> **Source text**:
-- start --
The Owl release (1.14) features a new architecture which physically decouples cluster management, service discovery, and persistent data storage from the ONOS nodes themselves. These functions are now the responsibility of a separate Atomix cluster. The new ONOS/Atomix architecture, however, introduces several breaking changes to the way clusters are configured and managed and requires additional setup and configuration steps. This guide will explain how to configure Atomix and ONOS in production.

Note: When running ONOS in local mode in 1.14 (for testing and development), Atomix is still embedded inside the ONOS node. No additional configuration step is required.

In order to understand how the cluster is configured in ONOS 1.14, it's important first to understand how it is architected. In past versions, ONOS embedded Atomix nodes to form Raft clusters, replicate state, and coordinate state changes. In ONOS 1.14, that functionality is moved into a separate Atomix cluster:

Prior to bootstrapping the ONOS cluster, an Atomix cluster must first be formed for data storage and coordination. ONOS nodes are then configured with a list of Atomix nodes to which to connect.
-- end --
> **Extracted data**:
-- start --
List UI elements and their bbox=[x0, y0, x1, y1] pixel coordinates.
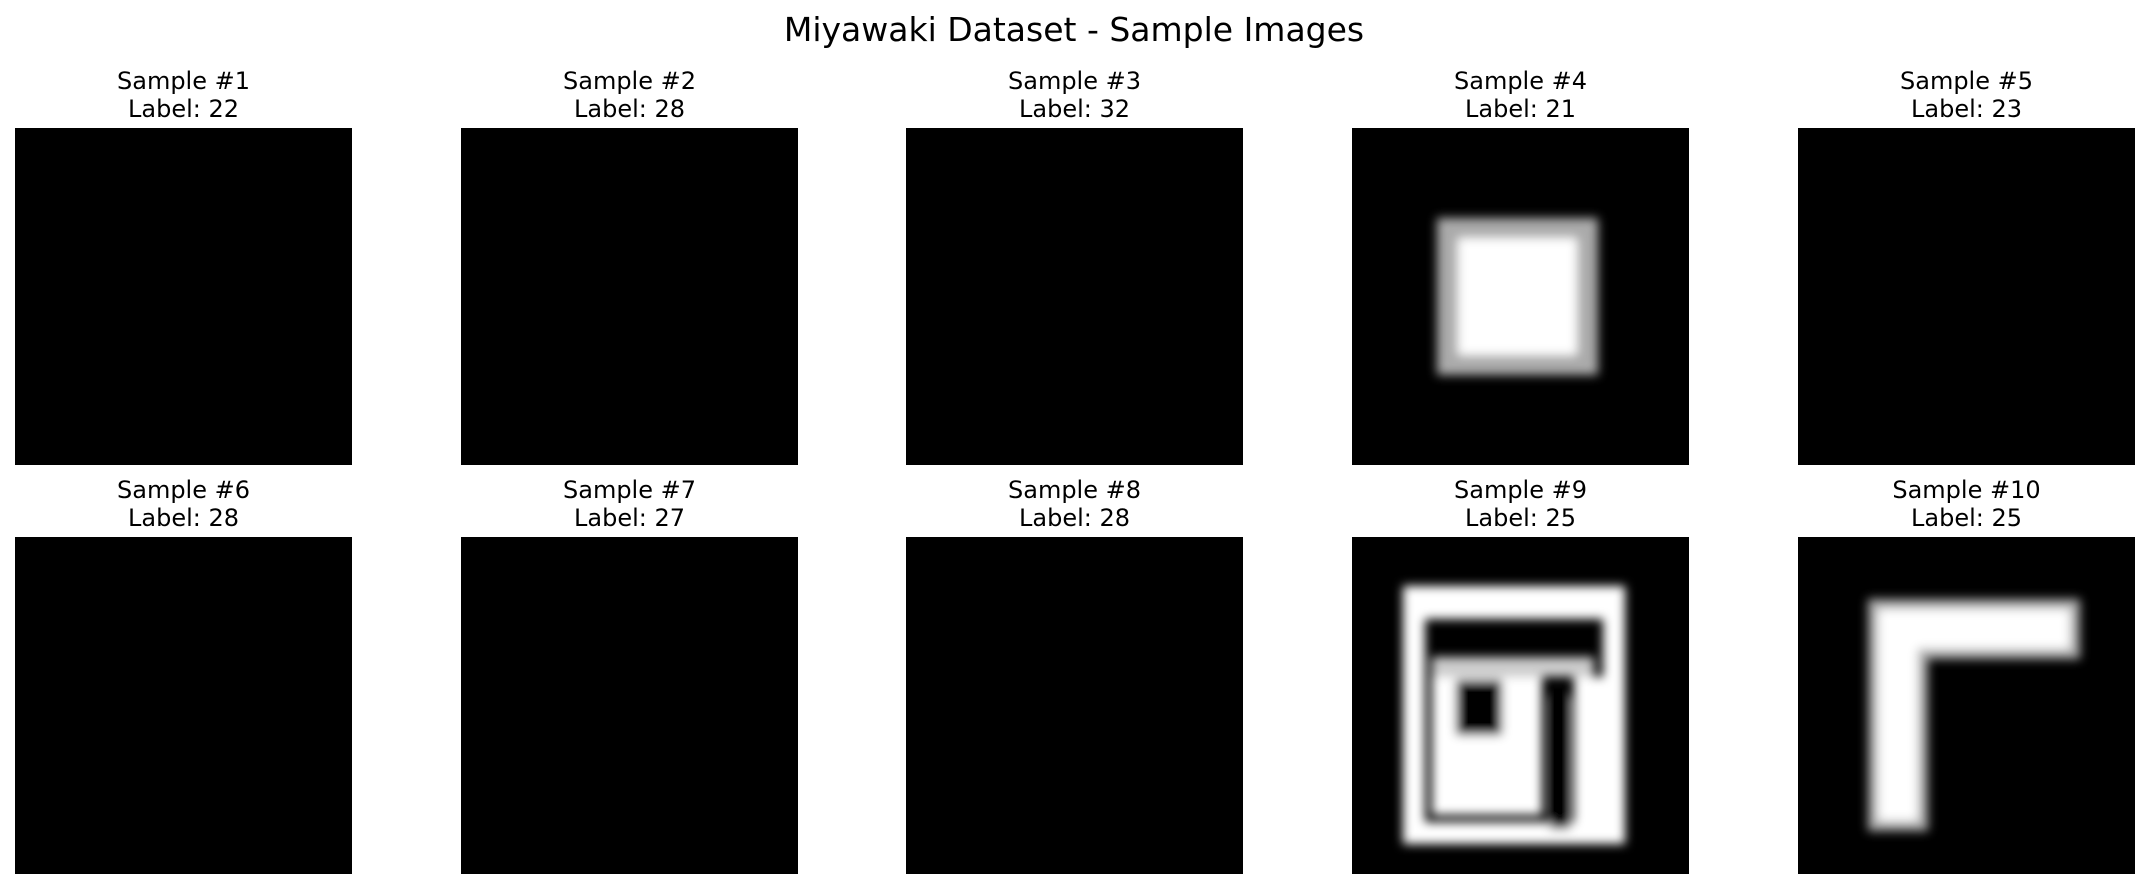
sample-image bbox=[1352, 537, 1689, 874]
sample-heading: Sample #3 Label: 32 bbox=[846, 67, 1303, 123]
sample-image bbox=[461, 537, 798, 874]
sample-title: Sample #1 bbox=[117, 67, 250, 95]
sample-title: Sample #5 bbox=[1900, 67, 2033, 95]
sample-image bbox=[461, 128, 798, 465]
sample-title: Sample #2 bbox=[563, 67, 696, 95]
sample-heading: Sample #1 Label: 22 bbox=[0, 67, 412, 123]
sample-label: Label: 22 bbox=[128, 95, 239, 123]
sample-heading: Sample #6 Label: 28 bbox=[0, 476, 412, 532]
sample-heading: Sample #5 Label: 23 bbox=[1738, 67, 2148, 123]
sample-label: Label: 25 bbox=[1911, 504, 2022, 532]
sample-title: Sample #10 bbox=[1892, 476, 2041, 504]
sample-image bbox=[1798, 537, 2135, 874]
sample-label: Label: 25 bbox=[1465, 504, 1576, 532]
sample-image bbox=[15, 537, 352, 874]
sample-heading: Sample #2 Label: 28 bbox=[401, 67, 858, 123]
sample-heading: Sample #10 Label: 25 bbox=[1738, 476, 2148, 532]
sample-heading: Sample #9 Label: 25 bbox=[1292, 476, 1749, 532]
sample-label: Label: 28 bbox=[128, 504, 239, 532]
sample-title: Sample #9 bbox=[1454, 476, 1587, 504]
sample-label: Label: 28 bbox=[1019, 504, 1130, 532]
corner-glyph-shape bbox=[1868, 599, 2080, 831]
sample-label: Label: 27 bbox=[574, 504, 685, 532]
sample-label: Label: 32 bbox=[1019, 95, 1130, 123]
sample-image bbox=[1798, 128, 2135, 465]
sample-title: Sample #8 bbox=[1008, 476, 1141, 504]
sample-title: Sample #4 bbox=[1454, 67, 1587, 95]
sample-image bbox=[15, 128, 352, 465]
figure-title: Miyawaki Dataset - Sample Images bbox=[783, 10, 1365, 49]
sample-image bbox=[1352, 128, 1689, 465]
sample-label: Label: 21 bbox=[1465, 95, 1576, 123]
sample-label: Label: 23 bbox=[1911, 95, 2022, 123]
sample-title: Sample #7 bbox=[563, 476, 696, 504]
sample-label: Label: 28 bbox=[574, 95, 685, 123]
sample-image bbox=[906, 537, 1243, 874]
hollow-square-shape bbox=[1437, 218, 1598, 375]
sample-heading: Sample #8 Label: 28 bbox=[846, 476, 1303, 532]
sample-image bbox=[906, 128, 1243, 465]
block-glyph-shape bbox=[1403, 586, 1625, 844]
sample-title: Sample #6 bbox=[117, 476, 250, 504]
sample-heading: Sample #4 Label: 21 bbox=[1292, 67, 1749, 123]
sample-title: Sample #3 bbox=[1008, 67, 1141, 95]
sample-heading: Sample #7 Label: 27 bbox=[401, 476, 858, 532]
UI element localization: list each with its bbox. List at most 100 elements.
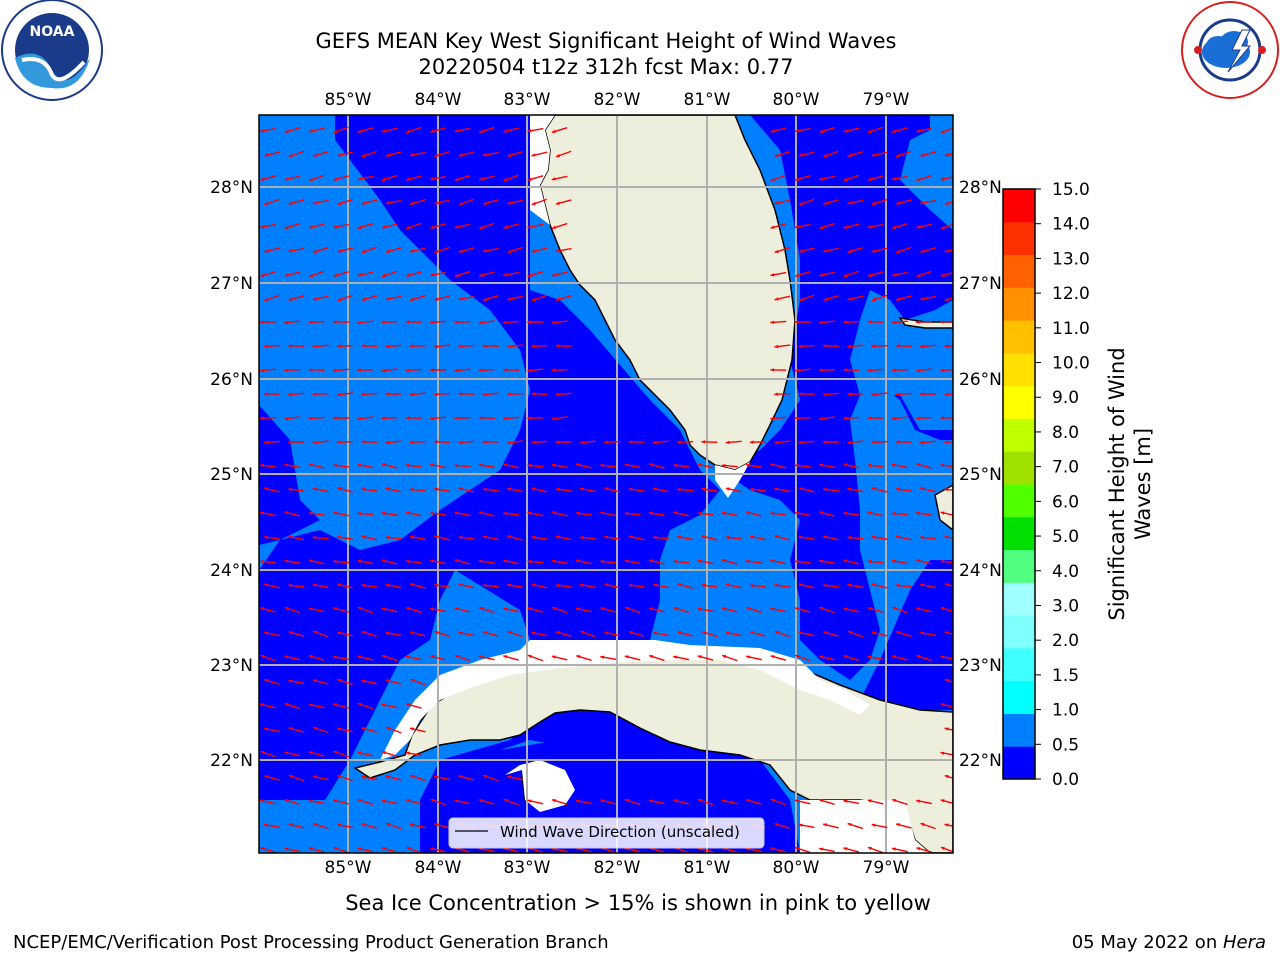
-- end --
> **Task list**:
**a)** Write out the ONOS 1.14 guide from "In order to" to "which to connect.", switching "Atomix cluster" to "Atomix ensemble" each time it appears.
**b)** Pick up the ONOS 1.14 guide after its last sentence and continue it.
The lines are separate from the ONOS 1.14 guide.

> **Outputs by task**:
**a)**
In order to understand how the cluster is configured in ONOS 1.14, it's important first to understand how it is architected. In past versions, ONOS embedded Atomix nodes to form Raft clusters, replicate state, and coordinate state changes. In ONOS 1.14, that functionality is moved into a separate Atomix ensemble:

Prior to bootstrapping the ONOS cluster, an Atomix ensemble must first be formed for data storage and coordination. ONOS nodes are then configured with a list of Atomix nodes to which to connect.

**b)**
Running Atomix

Atomix can be run via either the official Atomix Docker image or the Atomix distribution. We recommend that the latest stable Atomix 3.0.x release be used with ONOS 1.14. However, all Atomix 3.0.x releases should be compatible with all ONOS 1.14.x releases.

Distribution

The Atomix distribution can be downloaded from the downloads page on atomix.io or from Maven Central directly and is provided in either tar or zip format.

curl -o atomix-dist-3.0.7.tar.gz -XGET https://oss.sonatype.org/content/repositories/releases/io/atomix/atomix-dist/3.0.7/atomix-dist-3.0.7.tar.gz

Once the distribution has been downloaded, unpack the distribution into the desired directory:

tar -xvf atomix-dist-3.0.7.tar.gz

The Atomix distribution is laid out as follows:

The default configuration provided in /conf/atomix.conf is not a runnable configuration. Instead, it's an example configuration documented with instructions on configuring the cluster. To configure the Atomix distribution, update the /conf/atomix.conf configuration with the desired configuration and then run the atomix-agent:

./bin/atomix-agent

Docker Image

The Atomix Docker image can be retrieved via the atomix/atomix Docker Hub repository.

docker pull atomix/atomix:3.0.7

Atomix Docker images are tagged with the Atomix version number. Note, however, that the latest tag is currently reserved for the latest Atomix snapshot and may be incompatible with ONOS 1.14. Ensure you pull a version tag.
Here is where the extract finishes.